## [WHAT YOU NEED TO DO]
Search the records for "small". Copy every line where it appears.

## [ENTRIES PROVIDED]
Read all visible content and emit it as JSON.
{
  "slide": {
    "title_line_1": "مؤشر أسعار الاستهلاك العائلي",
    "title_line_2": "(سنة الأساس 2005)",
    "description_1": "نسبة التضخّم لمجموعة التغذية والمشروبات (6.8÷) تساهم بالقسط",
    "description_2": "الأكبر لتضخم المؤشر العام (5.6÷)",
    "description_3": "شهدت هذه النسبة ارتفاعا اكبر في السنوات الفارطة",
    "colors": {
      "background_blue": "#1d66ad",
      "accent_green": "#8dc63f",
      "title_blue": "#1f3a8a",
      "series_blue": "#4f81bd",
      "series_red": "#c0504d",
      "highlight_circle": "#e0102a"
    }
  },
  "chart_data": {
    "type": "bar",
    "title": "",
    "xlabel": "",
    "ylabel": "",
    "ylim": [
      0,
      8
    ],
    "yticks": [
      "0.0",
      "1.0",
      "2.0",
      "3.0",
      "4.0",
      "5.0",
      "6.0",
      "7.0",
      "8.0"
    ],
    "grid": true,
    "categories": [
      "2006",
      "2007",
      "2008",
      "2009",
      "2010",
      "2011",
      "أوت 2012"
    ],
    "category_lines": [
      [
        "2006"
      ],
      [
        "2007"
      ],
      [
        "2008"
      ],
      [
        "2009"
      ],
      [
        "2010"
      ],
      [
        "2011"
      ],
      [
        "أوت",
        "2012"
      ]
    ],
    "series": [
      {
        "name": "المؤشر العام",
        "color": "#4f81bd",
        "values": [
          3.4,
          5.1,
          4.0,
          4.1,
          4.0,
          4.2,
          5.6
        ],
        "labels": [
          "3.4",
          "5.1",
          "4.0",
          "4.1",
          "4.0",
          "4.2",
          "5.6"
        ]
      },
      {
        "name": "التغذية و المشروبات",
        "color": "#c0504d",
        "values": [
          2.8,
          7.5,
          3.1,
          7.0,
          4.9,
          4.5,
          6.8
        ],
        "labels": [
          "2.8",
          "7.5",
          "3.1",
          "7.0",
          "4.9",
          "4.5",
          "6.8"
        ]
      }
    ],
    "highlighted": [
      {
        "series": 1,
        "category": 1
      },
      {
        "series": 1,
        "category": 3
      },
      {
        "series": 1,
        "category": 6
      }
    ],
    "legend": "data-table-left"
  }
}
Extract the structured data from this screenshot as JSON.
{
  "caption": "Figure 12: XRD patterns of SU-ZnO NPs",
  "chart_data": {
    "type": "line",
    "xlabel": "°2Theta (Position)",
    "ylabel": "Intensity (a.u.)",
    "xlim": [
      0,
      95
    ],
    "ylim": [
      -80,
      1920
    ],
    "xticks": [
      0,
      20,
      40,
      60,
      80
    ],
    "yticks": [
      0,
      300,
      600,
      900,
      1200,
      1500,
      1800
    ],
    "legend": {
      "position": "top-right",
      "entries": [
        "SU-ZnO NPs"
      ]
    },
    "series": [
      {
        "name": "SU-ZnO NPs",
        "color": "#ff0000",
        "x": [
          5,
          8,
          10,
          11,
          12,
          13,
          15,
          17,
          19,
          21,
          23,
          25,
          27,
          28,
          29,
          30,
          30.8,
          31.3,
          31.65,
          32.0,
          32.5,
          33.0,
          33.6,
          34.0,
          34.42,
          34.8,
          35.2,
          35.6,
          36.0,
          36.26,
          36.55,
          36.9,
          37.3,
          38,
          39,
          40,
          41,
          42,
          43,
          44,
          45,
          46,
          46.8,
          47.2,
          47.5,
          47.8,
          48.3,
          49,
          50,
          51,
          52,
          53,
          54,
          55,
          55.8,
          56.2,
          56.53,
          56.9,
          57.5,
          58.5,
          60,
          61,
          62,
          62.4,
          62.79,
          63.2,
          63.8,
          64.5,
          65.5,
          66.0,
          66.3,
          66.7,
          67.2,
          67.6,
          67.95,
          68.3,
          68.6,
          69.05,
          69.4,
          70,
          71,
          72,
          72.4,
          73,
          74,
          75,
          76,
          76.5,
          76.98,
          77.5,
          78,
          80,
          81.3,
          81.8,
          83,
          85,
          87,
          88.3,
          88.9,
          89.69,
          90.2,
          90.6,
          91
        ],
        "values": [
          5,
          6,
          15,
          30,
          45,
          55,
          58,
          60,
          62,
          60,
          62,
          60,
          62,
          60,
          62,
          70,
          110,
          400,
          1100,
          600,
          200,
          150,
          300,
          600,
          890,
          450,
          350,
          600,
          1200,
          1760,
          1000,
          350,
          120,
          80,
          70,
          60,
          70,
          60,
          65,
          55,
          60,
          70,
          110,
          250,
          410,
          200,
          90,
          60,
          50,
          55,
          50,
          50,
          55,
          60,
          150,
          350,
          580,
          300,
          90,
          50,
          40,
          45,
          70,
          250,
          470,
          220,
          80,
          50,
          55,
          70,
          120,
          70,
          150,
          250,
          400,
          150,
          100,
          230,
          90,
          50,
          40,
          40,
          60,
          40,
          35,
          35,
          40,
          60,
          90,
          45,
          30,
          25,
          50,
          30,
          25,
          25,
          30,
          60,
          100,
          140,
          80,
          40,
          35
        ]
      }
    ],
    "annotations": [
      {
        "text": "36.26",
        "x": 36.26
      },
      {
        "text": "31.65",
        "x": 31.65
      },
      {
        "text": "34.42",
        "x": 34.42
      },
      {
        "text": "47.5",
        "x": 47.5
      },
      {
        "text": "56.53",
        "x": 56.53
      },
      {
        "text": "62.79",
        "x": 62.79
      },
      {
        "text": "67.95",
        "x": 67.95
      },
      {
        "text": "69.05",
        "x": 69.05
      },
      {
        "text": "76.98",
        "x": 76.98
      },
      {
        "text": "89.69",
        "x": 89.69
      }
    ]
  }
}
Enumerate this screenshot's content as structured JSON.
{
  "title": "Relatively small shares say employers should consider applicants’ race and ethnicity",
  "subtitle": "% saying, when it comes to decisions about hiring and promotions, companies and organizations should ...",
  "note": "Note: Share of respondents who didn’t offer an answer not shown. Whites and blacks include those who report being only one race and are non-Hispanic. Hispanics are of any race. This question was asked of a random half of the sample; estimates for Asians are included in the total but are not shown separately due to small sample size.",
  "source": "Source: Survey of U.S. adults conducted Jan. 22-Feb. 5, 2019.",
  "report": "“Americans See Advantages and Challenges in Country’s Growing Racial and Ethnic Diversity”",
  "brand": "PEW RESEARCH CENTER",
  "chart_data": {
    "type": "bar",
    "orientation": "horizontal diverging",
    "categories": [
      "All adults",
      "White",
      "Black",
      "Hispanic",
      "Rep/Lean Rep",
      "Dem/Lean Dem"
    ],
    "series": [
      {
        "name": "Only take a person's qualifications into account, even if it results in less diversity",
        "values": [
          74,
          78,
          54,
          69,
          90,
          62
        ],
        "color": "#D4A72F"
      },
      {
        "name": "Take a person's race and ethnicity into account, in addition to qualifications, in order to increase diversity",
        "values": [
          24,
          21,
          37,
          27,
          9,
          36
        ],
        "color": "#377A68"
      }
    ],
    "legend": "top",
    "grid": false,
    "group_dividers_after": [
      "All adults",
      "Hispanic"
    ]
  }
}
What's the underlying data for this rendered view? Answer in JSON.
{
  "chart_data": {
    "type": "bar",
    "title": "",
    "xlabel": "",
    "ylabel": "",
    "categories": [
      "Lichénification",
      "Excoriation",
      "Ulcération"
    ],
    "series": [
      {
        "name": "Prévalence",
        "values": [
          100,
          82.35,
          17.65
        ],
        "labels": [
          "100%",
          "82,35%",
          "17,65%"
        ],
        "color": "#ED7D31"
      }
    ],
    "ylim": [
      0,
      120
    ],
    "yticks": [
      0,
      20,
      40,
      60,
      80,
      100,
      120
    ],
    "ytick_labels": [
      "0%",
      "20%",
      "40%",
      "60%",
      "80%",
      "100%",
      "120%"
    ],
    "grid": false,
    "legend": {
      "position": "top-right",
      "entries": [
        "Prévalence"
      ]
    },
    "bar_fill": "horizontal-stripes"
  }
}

## [WRITTEN REPLY]
  "title": "Relatively small shares say employers should consider applicants’ race and ethnicity",
  "note": "Note: Share of respondents who didn’t offer an answer not shown. Whites and blacks include those who report being only one race and are non-Hispanic. Hispanics are of any race. This question was asked of a random half of the sample; estimates for Asians are included in the total but are not shown separately due to small sample size.",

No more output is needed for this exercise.